# [What the task requires]
Where a line of the listing below includes the word "Trombones", reproduce that line.

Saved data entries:
━━━━━━━━
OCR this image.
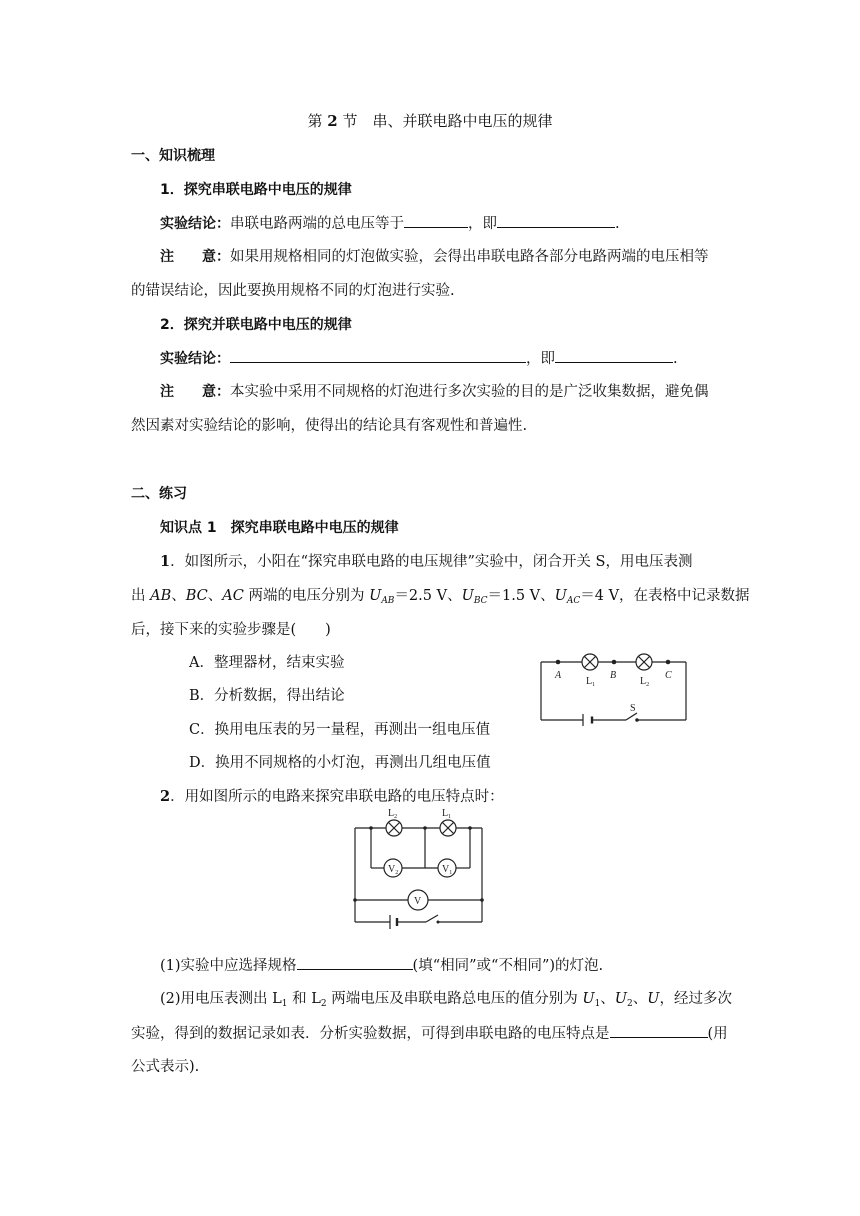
第 2 节　串、并联电路中电压的规律
一、知识梳理
1．探究串联电路中电压的规律
实验结论：串联电路两端的总电压等于	，即	.
注　　意：如果用规格相同的灯泡做实验，会得出串联电路各部分电路两端的电压相等
的错误结论，因此要换用规格不同的灯泡进行实验.
2．探究并联电路中电压的规律
实验结论：	，即	.
注　　意：本实验中采用不同规格的灯泡进行多次实验的目的是广泛收集数据，避免偶
然因素对实验结论的影响，使得出的结论具有客观性和普遍性.
二、练习
知识点 1　 探究串联电路中电压的规律
1．如图所示，小阳在“探究串联电路的电压规律”实验中，闭合开关 S，用电压表测
出 AB、BC、AC 两端的电压分别为 $U_{AB}=2.5$ V、$U_{BC}=1.5$ V、$U_{AC}=4$ V，在表格中记录数据
后，接下来的实验步骤是(　　)
A．整理器材，结束实验
B．分析数据，得出结论
C．换用电压表的另一量程，再测出一组电压值
D．换用不同规格的小灯泡，再测出几组电压值
A	B	C
$L_1$	$L_2$
S
2．用如图所示的电路来探究串联电路的电压特点时：
$L_2$	$L_1$
$V_2$	$V_1$
V
(1)实验中应选择规格	(填“相同”或“不相同”)的灯泡.
(2)用电压表测出 $L_1$ 和 $L_2$ 两端电压及串联电路总电压的值分别为 $U_1$、$U_2$、U，经过多次
实验，得到的数据记录如表．分析实验数据，可得到串联电路的电压特点是	(用
公式表示).
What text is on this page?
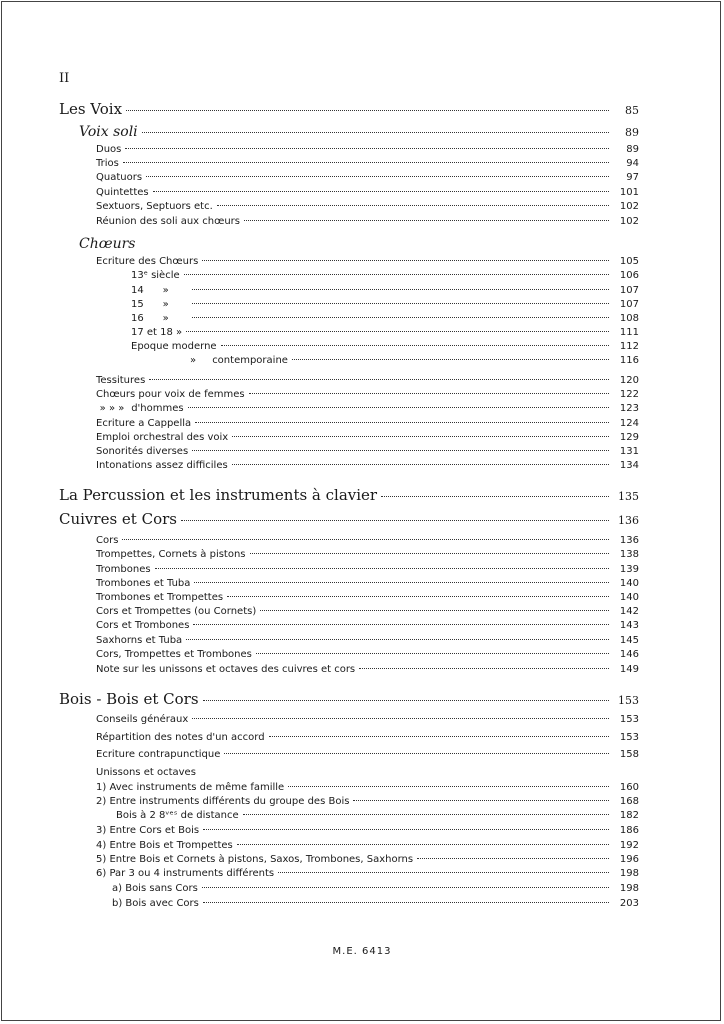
II
Les Voix	85
Voix soli	89
Duos	89
Trios	94
Quatuors	97
Quintettes	101
Sextuors, Septuors etc.	102
Réunion des soli aux chœurs	102
Chœurs
Ecriture des Chœurs	105
13ᵉ siècle	106
14 »	107
15 »	107
16 »	108
17 et 18 »	111
Epoque moderne	112
» contemporaine	116
Tessitures	120
Chœurs pour voix de femmes	122
» » » d'hommes	123
Ecriture a Cappella	124
Emploi orchestral des voix	129
Sonorités diverses	131
Intonations assez difficiles	134
La Percussion et les instruments à clavier	135
Cuivres et Cors	136
Cors	136
Trompettes, Cornets à pistons	138
Trombones	139
Trombones et Tuba	140
Trombones et Trompettes	140
Cors et Trompettes (ou Cornets)	142
Cors et Trombones	143
Saxhorns et Tuba	145
Cors, Trompettes et Trombones	146
Note sur les unissons et octaves des cuivres et cors	149
Bois - Bois et Cors	153
Conseils généraux	153
Répartition des notes d'un accord	153
Ecriture contrapunctique	158
Unissons et octaves
1) Avec instruments de même famille	160
2) Entre instruments différents du groupe des Bois	168
Bois à 2 8ᵛᵉˢ de distance	182
3) Entre Cors et Bois	186
4) Entre Bois et Trompettes	192
5) Entre Bois et Cornets à pistons, Saxos, Trombones, Saxhorns	196
6) Par 3 ou 4 instruments différents	198
a) Bois sans Cors	198
b) Bois avec Cors	203
M.E. 6413
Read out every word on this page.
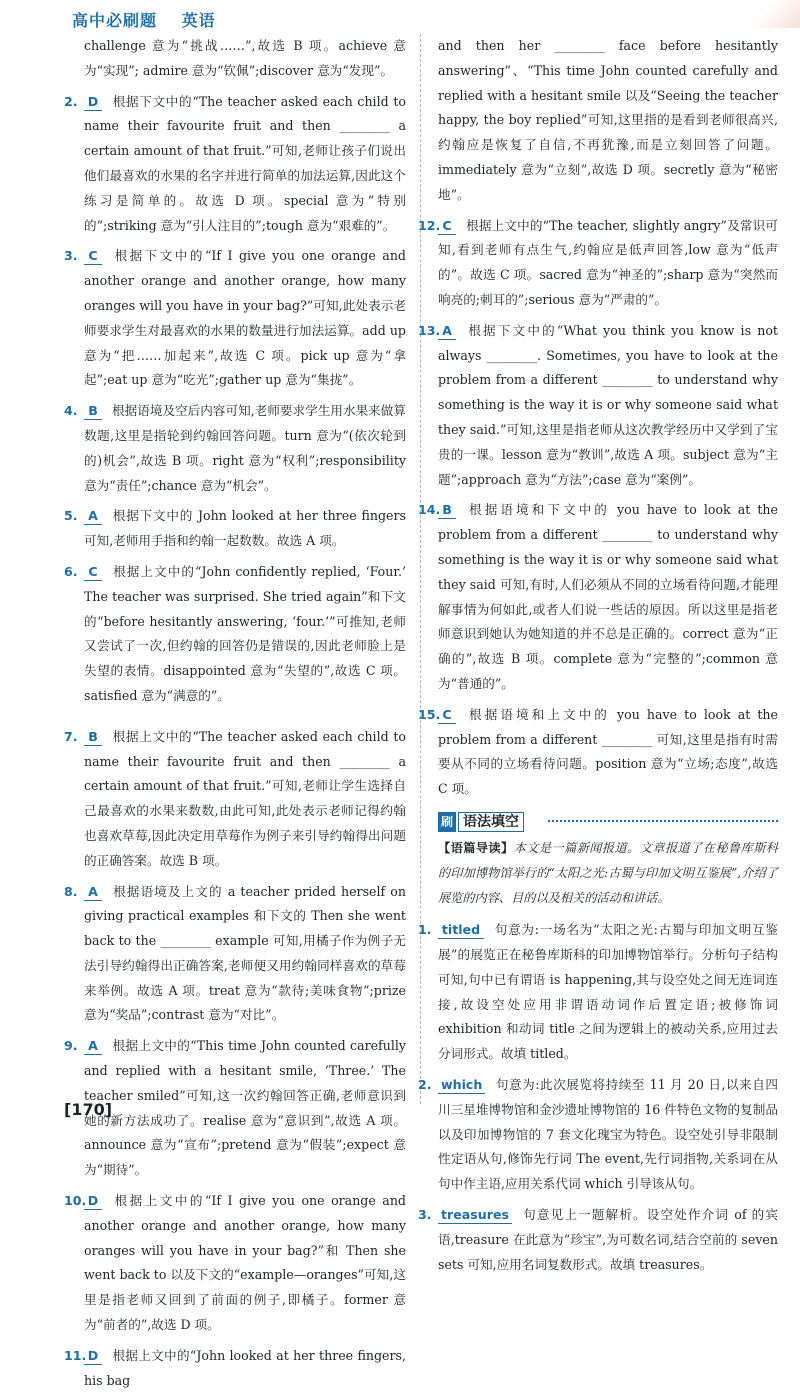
高中必刷题 英语

challenge 意为“挑战……”,故选 B 项。achieve 意为“实现”; admire 意为“钦佩”;discover 意为“发现”。

2. D 根据下文中的“The teacher asked each child to name their favourite fruit and then ________ a certain amount of that fruit.”可知,老师让孩子们说出他们最喜欢的水果的名字并进行简单的加法运算,因此这个练习是简单的。故选 D 项。special 意为“特别的”;striking 意为“引人注目的”;tough 意为“艰难的”。

3. C 根据下文中的“If I give you one orange and another orange and another orange, how many oranges will you have in your bag?”可知,此处表示老师要求学生对最喜欢的水果的数量进行加法运算。add up 意为“把……加起来”,故选 C 项。pick up 意为“拿起”;eat up 意为“吃光”;gather up 意为“集拢”。

4. B 根据语境及空后内容可知,老师要求学生用水果来做算数题,这里是指轮到约翰回答问题。turn 意为“(依次轮到的)机会”,故选 B 项。right 意为“权利”;responsibility 意为“责任”;chance 意为“机会”。

5. A 根据下文中的 John looked at her three fingers 可知,老师用手指和约翰一起数数。故选 A 项。

6. C 根据上文中的“John confidently replied, ‘Four.’ The teacher was surprised. She tried again”和下文的“before hesitantly answering, ‘four.’”可推知,老师又尝试了一次,但约翰的回答仍是错误的,因此老师脸上是失望的表情。disappointed 意为“失望的”,故选 C 项。satisfied 意为“满意的”。

7. B 根据上文中的“The teacher asked each child to name their favourite fruit and then ________ a certain amount of that fruit.”可知,老师让学生选择自己最喜欢的水果来数数,由此可知,此处表示老师记得约翰也喜欢草莓,因此决定用草莓作为例子来引导约翰得出问题的正确答案。故选 B 项。

8. A 根据语境及上文的 a teacher prided herself on giving practical examples 和下文的 Then she went back to the ________ example 可知,用橘子作为例子无法引导约翰得出正确答案,老师便又用约翰同样喜欢的草莓来举例。故选 A 项。treat 意为“款待;美味食物”;prize 意为“奖品”;contrast 意为“对比”。

9. A 根据上文中的“This time John counted carefully and replied with a hesitant smile, ‘Three.’ The teacher smiled”可知,这一次约翰回答正确,老师意识到她的新方法成功了。realise 意为“意识到”,故选 A 项。announce 意为“宣布”;pretend 意为“假装”;expect 意为“期待”。

10. D 根据上文中的“If I give you one orange and another orange and another orange, how many oranges will you have in your bag?”和 Then she went back to 以及下文的“example—oranges”可知,这里是指老师又回到了前面的例子,即橘子。former 意为“前者的”,故选 D 项。

11. D 根据上文中的“John looked at her three fingers, his bag

and then her ________ face before hesitantly answering”、“This time John counted carefully and replied with a hesitant smile 以及“Seeing the teacher happy, the boy replied”可知,这里指的是看到老师很高兴,约翰应是恢复了自信,不再犹豫,而是立刻回答了问题。immediately 意为“立刻”,故选 D 项。secretly 意为“秘密地”。

12. C 根据上文中的“The teacher, slightly angry”及常识可知,看到老师有点生气,约翰应是低声回答,low 意为“低声的”。故选 C 项。sacred 意为“神圣的”;sharp 意为“突然而响亮的;刺耳的”;serious 意为“严肃的”。

13. A 根据下文中的“What you think you know is not always ________. Sometimes, you have to look at the problem from a different ________ to understand why something is the way it is or why someone said what they said.”可知,这里是指老师从这次教学经历中又学到了宝贵的一课。lesson 意为“教训”,故选 A 项。subject 意为“主题”;approach 意为“方法”;case 意为“案例”。

14. B 根据语境和下文中的 you have to look at the problem from a different ________ to understand why something is the way it is or why someone said what they said 可知,有时,人们必须从不同的立场看待问题,才能理解事情为何如此,或者人们说一些话的原因。所以这里是指老师意识到她认为她知道的并不总是正确的。correct 意为“正确的”,故选 B 项。complete 意为“完整的”;common 意为“普通的”。

15. C 根据语境和上文中的 you have to look at the problem from a different ________ 可知,这里是指有时需要从不同的立场看待问题。position 意为“立场;态度”,故选 C 项。

刷 语法填空
【语篇导读】本文是一篇新闻报道。文章报道了在秘鲁库斯科的印加博物馆举行的“太阳之光:古蜀与印加文明互鉴展”,介绍了展览的内容、目的以及相关的活动和讲话。
1. titled 句意为:一场名为“太阳之光:古蜀与印加文明互鉴展”的展览正在秘鲁库斯科的印加博物馆举行。分析句子结构可知,句中已有谓语 is happening,其与设空处之间无连词连接,故设空处应用非谓语动词作后置定语;被修饰词 exhibition 和动词 title 之间为逻辑上的被动关系,应用过去分词形式。故填 titled。

2. which 句意为:此次展览将持续至 11 月 20 日,以来自四川三星堆博物馆和金沙遗址博物馆的 16 件特色文物的复制品以及印加博物馆的 7 套文化瑰宝为特色。设空处引导非限制性定语从句,修饰先行词 The event,先行词指物,关系词在从句中作主语,应用关系代词 which 引导该从句。

3. treasures 句意见上一题解析。设空处作介词 of 的宾语,treasure 在此意为“珍宝”,为可数名词,结合空前的 seven sets 可知,应用名词复数形式。故填 treasures。

[170]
━━━━━━━━
# [Full output]
Trombones	139
Trombones et Tuba	140
Trombones et Trompettes	140
Cors et Trombones	143
Cors, Trompettes et Trombones	146
5) Entre Bois et Cornets à pistons, Saxos, Trombones, Saxhorns	196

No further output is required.